Please copy every line of the records below that holds the word "Kanalisering".
### RECORDS SUPPLIED
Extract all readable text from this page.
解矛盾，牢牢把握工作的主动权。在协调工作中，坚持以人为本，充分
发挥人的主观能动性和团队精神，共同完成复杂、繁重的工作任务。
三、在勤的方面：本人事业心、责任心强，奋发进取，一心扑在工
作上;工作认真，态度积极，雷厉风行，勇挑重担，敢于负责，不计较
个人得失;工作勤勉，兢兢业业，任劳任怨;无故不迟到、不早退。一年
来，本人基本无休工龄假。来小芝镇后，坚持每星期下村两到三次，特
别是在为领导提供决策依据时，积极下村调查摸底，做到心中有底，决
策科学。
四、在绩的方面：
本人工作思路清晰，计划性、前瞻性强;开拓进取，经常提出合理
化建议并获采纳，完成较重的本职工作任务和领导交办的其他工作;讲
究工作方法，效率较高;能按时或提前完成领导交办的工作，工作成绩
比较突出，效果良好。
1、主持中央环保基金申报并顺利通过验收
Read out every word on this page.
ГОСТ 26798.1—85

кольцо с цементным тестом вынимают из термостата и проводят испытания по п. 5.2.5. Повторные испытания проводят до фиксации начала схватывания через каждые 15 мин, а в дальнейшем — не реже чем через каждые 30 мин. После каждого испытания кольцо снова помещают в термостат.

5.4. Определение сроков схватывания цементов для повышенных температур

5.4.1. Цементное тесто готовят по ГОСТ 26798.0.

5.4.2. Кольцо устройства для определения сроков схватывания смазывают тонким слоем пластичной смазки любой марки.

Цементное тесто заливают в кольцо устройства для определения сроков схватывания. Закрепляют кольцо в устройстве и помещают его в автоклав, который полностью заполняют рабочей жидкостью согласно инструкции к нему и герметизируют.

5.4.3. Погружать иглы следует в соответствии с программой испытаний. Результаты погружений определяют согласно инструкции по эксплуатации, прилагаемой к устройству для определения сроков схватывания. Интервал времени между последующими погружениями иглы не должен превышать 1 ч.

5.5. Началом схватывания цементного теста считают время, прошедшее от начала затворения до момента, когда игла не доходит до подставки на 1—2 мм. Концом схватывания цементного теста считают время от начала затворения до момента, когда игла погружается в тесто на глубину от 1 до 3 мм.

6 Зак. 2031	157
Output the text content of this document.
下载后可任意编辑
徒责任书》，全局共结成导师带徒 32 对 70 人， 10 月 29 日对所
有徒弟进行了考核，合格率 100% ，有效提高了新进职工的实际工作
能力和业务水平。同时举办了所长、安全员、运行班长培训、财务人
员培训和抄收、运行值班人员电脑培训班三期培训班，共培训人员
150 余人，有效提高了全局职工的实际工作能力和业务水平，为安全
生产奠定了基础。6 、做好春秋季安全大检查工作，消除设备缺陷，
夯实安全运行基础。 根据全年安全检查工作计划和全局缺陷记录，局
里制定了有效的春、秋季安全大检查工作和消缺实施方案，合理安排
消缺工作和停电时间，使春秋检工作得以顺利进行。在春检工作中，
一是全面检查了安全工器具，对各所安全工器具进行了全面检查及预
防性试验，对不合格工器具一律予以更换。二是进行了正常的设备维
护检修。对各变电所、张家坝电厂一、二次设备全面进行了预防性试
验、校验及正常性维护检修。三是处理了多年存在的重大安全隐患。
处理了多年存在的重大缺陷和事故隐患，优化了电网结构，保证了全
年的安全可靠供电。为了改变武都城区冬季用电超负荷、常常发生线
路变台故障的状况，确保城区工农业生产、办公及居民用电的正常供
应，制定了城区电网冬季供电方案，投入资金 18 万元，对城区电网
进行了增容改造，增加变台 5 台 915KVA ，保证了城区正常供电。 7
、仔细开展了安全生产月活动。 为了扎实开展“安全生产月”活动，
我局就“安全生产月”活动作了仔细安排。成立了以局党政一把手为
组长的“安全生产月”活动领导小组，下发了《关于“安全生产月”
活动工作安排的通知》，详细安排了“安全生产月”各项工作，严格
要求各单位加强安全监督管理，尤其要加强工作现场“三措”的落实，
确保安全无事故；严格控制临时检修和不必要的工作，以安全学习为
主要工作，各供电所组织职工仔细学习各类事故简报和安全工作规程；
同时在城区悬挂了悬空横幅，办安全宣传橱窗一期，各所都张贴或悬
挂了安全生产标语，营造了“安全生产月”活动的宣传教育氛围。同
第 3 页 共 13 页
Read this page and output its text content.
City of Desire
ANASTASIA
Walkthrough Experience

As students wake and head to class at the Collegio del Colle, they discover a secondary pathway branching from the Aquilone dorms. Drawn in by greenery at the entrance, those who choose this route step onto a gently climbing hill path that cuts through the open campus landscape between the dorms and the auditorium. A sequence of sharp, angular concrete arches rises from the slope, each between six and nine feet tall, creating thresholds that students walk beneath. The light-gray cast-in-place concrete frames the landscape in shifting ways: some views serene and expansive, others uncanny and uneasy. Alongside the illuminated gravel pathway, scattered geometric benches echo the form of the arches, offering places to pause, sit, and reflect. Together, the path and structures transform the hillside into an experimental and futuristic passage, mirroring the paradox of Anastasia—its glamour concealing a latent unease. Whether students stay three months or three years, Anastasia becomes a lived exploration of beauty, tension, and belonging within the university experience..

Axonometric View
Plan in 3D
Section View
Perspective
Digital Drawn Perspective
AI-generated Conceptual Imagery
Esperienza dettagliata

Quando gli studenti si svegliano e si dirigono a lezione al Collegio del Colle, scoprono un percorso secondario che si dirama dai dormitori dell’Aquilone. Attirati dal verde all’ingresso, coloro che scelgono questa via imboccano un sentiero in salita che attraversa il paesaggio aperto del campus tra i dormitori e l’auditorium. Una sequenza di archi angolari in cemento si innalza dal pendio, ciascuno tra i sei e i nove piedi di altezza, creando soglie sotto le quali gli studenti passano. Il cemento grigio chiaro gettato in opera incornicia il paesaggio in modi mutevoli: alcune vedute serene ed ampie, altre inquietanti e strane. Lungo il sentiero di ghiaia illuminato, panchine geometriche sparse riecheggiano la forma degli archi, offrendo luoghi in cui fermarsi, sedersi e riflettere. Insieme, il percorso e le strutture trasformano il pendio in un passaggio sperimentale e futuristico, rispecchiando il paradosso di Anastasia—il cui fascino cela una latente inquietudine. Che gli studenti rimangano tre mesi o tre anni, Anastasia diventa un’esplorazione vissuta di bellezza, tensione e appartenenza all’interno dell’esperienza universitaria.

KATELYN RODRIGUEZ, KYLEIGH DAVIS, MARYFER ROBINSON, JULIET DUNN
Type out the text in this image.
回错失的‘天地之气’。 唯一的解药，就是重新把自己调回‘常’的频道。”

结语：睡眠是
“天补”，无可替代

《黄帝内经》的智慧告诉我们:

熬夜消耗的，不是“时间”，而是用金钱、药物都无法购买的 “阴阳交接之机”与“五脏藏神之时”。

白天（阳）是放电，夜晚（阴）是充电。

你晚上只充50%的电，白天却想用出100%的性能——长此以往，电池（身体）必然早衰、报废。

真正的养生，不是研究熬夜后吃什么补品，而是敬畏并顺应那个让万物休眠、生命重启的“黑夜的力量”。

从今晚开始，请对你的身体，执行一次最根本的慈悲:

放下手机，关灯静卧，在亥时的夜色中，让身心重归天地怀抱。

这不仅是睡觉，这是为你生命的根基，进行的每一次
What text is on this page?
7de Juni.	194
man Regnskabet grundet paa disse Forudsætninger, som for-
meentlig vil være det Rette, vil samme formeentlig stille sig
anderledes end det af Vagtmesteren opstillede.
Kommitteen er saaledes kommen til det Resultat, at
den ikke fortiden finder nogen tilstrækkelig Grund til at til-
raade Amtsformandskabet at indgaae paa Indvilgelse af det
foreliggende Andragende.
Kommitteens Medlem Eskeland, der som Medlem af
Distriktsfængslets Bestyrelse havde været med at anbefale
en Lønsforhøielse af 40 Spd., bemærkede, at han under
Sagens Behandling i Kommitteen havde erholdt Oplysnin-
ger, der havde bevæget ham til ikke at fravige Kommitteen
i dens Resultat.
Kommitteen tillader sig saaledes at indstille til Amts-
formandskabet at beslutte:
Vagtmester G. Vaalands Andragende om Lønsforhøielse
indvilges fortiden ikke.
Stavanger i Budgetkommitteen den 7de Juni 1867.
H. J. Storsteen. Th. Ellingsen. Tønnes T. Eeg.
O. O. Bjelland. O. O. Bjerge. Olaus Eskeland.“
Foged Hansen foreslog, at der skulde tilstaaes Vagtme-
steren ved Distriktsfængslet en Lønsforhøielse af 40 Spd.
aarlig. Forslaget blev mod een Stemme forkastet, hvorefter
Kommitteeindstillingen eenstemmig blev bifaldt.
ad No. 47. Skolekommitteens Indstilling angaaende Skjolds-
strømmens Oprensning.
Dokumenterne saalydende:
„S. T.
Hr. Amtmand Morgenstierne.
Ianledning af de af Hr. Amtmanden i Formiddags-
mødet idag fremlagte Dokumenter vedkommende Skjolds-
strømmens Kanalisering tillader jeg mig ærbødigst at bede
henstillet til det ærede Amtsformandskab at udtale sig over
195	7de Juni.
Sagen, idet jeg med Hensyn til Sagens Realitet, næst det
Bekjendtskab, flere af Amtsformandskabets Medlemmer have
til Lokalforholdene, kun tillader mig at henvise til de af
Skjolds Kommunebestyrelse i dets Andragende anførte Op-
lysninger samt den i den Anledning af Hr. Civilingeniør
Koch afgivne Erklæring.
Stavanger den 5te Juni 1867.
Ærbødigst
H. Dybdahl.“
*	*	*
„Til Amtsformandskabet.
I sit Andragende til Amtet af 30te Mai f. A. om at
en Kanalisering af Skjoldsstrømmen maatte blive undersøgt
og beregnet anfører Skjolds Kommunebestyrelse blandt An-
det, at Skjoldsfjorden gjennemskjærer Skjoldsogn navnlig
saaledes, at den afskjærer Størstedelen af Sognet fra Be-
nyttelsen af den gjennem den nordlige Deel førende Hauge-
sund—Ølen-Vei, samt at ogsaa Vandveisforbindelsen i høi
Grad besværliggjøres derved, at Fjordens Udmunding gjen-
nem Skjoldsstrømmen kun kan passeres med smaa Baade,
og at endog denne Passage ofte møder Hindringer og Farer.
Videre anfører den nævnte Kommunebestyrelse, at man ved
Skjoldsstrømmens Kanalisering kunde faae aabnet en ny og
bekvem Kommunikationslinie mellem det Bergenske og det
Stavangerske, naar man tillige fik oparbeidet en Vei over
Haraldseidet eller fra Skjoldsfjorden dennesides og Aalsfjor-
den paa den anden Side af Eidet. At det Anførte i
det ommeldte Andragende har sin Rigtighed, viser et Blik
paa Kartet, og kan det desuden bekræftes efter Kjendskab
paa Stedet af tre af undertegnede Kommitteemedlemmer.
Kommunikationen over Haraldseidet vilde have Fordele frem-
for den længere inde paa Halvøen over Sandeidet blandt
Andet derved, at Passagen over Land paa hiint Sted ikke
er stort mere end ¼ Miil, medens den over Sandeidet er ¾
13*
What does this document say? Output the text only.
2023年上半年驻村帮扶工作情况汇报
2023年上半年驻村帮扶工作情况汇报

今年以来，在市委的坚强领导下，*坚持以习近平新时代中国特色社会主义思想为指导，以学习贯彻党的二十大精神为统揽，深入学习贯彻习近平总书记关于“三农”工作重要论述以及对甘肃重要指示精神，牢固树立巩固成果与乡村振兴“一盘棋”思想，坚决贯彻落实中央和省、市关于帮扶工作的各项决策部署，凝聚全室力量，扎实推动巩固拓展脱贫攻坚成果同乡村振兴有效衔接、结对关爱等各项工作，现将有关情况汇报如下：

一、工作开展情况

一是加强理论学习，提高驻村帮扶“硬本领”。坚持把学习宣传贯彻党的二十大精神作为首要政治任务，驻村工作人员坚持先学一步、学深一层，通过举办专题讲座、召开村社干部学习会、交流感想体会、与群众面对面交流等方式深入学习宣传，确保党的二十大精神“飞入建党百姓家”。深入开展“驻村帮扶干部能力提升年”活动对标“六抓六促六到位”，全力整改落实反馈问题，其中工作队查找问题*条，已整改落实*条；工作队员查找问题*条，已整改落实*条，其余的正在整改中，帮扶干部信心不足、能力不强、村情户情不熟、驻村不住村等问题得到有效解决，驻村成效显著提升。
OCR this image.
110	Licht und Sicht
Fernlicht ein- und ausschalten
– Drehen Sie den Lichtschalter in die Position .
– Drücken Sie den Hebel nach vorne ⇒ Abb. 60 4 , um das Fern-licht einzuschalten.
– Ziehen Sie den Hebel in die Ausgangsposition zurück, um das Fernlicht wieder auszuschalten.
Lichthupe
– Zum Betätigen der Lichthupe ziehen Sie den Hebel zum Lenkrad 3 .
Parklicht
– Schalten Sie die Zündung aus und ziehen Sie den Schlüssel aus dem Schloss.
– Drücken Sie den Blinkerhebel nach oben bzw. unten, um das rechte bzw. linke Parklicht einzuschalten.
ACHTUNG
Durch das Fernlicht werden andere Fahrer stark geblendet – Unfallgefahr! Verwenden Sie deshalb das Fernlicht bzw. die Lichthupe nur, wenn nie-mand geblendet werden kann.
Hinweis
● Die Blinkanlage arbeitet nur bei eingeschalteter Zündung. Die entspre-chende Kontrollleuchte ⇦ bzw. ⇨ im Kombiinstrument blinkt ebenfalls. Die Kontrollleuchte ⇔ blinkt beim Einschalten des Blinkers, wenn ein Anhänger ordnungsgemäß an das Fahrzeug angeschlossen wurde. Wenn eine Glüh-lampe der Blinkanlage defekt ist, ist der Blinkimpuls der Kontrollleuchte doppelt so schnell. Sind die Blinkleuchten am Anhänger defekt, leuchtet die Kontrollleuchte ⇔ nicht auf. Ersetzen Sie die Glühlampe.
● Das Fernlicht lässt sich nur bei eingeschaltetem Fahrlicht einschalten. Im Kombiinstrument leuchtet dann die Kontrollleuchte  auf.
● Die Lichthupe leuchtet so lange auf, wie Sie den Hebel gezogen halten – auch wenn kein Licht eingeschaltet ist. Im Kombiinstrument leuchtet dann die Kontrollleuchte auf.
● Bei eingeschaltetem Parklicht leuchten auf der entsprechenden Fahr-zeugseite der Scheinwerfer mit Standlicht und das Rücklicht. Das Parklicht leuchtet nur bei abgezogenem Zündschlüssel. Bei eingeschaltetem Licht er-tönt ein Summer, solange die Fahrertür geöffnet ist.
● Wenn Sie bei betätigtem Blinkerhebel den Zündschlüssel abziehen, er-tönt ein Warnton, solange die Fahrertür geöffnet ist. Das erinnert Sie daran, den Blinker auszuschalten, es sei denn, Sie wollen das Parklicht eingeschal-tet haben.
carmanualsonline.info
######
**RESULT**
strømmens Kanalisering tillader jeg mig ærbødigst at bede
en Kanalisering af Skjoldsstrømmen maatte blive undersøgt
Skjoldsstrømmens Kanalisering kunde faae aabnet en ny og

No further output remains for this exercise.